Short task ▸ Your task is to print the material below exactly as presented.
--- START OF Supplied information ---
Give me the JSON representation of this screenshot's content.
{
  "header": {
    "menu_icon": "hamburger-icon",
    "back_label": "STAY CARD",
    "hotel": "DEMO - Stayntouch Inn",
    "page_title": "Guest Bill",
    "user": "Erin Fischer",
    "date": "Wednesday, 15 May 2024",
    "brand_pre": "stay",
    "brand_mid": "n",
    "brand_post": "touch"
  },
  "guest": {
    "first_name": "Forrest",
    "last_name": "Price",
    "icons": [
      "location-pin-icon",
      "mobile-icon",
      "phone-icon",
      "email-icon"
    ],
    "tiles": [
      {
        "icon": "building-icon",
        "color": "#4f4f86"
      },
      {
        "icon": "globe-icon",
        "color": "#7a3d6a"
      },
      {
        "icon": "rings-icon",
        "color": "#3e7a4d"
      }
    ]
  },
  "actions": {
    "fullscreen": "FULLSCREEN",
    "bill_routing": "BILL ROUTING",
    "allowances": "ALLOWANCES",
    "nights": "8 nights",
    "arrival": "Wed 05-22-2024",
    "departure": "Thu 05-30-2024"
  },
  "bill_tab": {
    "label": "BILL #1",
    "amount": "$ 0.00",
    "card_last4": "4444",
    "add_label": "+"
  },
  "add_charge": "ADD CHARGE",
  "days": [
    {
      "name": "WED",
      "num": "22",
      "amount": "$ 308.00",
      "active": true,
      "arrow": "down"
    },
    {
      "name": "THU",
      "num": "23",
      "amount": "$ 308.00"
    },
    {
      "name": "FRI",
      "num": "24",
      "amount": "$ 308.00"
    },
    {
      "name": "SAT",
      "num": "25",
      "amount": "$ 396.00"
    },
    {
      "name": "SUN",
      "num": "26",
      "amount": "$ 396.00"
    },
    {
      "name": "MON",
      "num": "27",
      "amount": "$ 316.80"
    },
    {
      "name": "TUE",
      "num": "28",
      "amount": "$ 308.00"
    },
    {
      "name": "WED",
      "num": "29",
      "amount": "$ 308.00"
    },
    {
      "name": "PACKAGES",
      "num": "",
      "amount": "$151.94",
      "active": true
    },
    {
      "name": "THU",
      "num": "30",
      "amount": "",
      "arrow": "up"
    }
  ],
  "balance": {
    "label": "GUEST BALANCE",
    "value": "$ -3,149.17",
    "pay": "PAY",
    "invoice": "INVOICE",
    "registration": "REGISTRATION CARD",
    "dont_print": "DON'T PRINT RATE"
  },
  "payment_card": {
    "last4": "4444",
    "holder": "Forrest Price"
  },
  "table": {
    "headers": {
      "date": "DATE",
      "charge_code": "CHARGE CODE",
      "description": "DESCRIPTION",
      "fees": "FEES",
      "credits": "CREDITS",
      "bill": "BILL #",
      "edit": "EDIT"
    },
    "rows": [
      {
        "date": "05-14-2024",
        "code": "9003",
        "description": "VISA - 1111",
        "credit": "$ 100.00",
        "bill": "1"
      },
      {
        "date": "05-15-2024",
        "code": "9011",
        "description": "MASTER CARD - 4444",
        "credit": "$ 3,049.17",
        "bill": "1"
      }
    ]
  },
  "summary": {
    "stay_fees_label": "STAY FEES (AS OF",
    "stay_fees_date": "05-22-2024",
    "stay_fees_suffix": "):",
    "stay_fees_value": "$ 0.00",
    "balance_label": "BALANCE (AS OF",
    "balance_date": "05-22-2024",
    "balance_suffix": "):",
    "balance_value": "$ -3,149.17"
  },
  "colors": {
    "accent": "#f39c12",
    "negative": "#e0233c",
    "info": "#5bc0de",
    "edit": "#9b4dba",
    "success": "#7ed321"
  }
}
--- END OF Supplied information ---
Task solution ▸
Give me the JSON representation of this screenshot's content.
{
  "header": {
    "menu_icon": "hamburger-icon",
    "back_label": "STAY CARD",
    "hotel": "DEMO - Stayntouch Inn",
    "page_title": "Guest Bill",
    "user": "Erin Fischer",
    "date": "Wednesday, 15 May 2024",
    "brand_pre": "stay",
    "brand_mid": "n",
    "brand_post": "touch"
  },
  "guest": {
    "first_name": "Forrest",
    "last_name": "Price",
    "icons": [
      "location-pin-icon",
      "mobile-icon",
      "phone-icon",
      "email-icon"
    ],
    "tiles": [
      {
        "icon": "building-icon",
        "color": "#4f4f86"
      },
      {
        "icon": "globe-icon",
        "color": "#7a3d6a"
      },
      {
        "icon": "rings-icon",
        "color": "#3e7a4d"
      }
    ]
  },
  "actions": {
    "fullscreen": "FULLSCREEN",
    "bill_routing": "BILL ROUTING",
    "allowances": "ALLOWANCES",
    "nights": "8 nights",
    "arrival": "Wed 05-22-2024",
    "departure": "Thu 05-30-2024"
  },
  "bill_tab": {
    "label": "BILL #1",
    "amount": "$ 0.00",
    "card_last4": "4444",
    "add_label": "+"
  },
  "add_charge": "ADD CHARGE",
  "days": [
    {
      "name": "WED",
      "num": "22",
      "amount": "$ 308.00",
      "active": true,
      "arrow": "down"
    },
    {
      "name": "THU",
      "num": "23",
      "amount": "$ 308.00"
    },
    {
      "name": "FRI",
      "num": "24",
      "amount": "$ 308.00"
    },
    {
      "name": "SAT",
      "num": "25",
      "amount": "$ 396.00"
    },
    {
      "name": "SUN",
      "num": "26",
      "amount": "$ 396.00"
    },
    {
      "name": "MON",
      "num": "27",
      "amount": "$ 316.80"
    },
    {
      "name": "TUE",
      "num": "28",
      "amount": "$ 308.00"
    },
    {
      "name": "WED",
      "num": "29",
      "amount": "$ 308.00"
    },
    {
      "name": "PACKAGES",
      "num": "",
      "amount": "$151.94",
      "active": true
    },
    {
      "name": "THU",
      "num": "30",
      "amount": "",
      "arrow": "up"
    }
  ],
  "balance": {
    "label": "GUEST BALANCE",
    "value": "$ -3,149.17",
    "pay": "PAY",
    "invoice": "INVOICE",
    "registration": "REGISTRATION CARD",
    "dont_print": "DON'T PRINT RATE"
  },
  "payment_card": {
    "last4": "4444",
    "holder": "Forrest Price"
  },
  "table": {
    "headers": {
      "date": "DATE",
      "charge_code": "CHARGE CODE",
      "description": "DESCRIPTION",
      "fees": "FEES",
      "credits": "CREDITS",
      "bill": "BILL #",
      "edit": "EDIT"
    },
    "rows": [
      {
        "date": "05-14-2024",
        "code": "9003",
        "description": "VISA - 1111",
        "credit": "$ 100.00",
        "bill": "1"
      },
      {
        "date": "05-15-2024",
        "code": "9011",
        "description": "MASTER CARD - 4444",
        "credit": "$ 3,049.17",
        "bill": "1"
      }
    ]
  },
  "summary": {
    "stay_fees_label": "STAY FEES (AS OF",
    "stay_fees_date": "05-22-2024",
    "stay_fees_suffix": "):",
    "stay_fees_value": "$ 0.00",
    "balance_label": "BALANCE (AS OF",
    "balance_date": "05-22-2024",
    "balance_suffix": "):",
    "balance_value": "$ -3,149.17"
  },
  "colors": {
    "accent": "#f39c12",
    "negative": "#e0233c",
    "info": "#5bc0de",
    "edit": "#9b4dba",
    "success": "#7ed321"
  }
}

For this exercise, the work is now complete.